- [The problem]:
Filter this material down to the lines that hold "Please", copying each one.

=== Source material ===

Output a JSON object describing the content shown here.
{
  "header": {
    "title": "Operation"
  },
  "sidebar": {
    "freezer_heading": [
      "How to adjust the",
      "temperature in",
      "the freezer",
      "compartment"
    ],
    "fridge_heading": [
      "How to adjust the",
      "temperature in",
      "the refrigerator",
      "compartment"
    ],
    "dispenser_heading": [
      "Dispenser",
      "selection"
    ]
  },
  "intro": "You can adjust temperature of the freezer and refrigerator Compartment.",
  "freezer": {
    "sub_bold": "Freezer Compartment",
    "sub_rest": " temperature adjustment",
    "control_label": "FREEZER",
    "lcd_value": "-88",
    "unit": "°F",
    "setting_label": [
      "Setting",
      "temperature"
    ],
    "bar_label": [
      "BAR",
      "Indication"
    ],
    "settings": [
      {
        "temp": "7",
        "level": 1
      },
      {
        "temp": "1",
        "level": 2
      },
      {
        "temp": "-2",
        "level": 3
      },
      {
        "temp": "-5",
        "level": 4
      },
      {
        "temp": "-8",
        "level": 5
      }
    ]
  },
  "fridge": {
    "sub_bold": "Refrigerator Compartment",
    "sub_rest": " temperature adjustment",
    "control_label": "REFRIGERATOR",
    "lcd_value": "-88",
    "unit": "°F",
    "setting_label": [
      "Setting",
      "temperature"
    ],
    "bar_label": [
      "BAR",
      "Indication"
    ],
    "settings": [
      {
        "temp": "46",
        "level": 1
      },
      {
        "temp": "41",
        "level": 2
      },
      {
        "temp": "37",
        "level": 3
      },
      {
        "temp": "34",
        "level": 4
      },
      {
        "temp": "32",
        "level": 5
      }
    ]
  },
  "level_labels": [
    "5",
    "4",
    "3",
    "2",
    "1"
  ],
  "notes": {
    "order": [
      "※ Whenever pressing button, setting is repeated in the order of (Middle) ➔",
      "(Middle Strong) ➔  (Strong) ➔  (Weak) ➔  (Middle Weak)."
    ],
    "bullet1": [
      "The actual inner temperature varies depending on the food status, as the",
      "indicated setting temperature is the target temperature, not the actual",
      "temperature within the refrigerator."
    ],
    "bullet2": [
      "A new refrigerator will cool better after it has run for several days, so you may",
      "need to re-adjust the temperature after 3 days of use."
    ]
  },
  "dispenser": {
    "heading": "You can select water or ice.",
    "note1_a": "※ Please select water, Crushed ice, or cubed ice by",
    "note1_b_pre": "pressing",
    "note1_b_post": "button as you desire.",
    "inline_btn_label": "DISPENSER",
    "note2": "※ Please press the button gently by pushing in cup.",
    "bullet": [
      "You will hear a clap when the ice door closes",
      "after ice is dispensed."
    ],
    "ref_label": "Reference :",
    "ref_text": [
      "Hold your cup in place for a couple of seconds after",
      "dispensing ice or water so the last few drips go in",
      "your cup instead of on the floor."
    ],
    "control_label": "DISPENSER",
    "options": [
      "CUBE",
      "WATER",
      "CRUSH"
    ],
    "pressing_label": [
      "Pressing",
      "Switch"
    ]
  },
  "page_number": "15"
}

===

- [Answer to this exercise]:
    "note1_a": "※ Please select water, Crushed ice, or cubed ice by",
    "note2": "※ Please press the button gently by pushing in cup.",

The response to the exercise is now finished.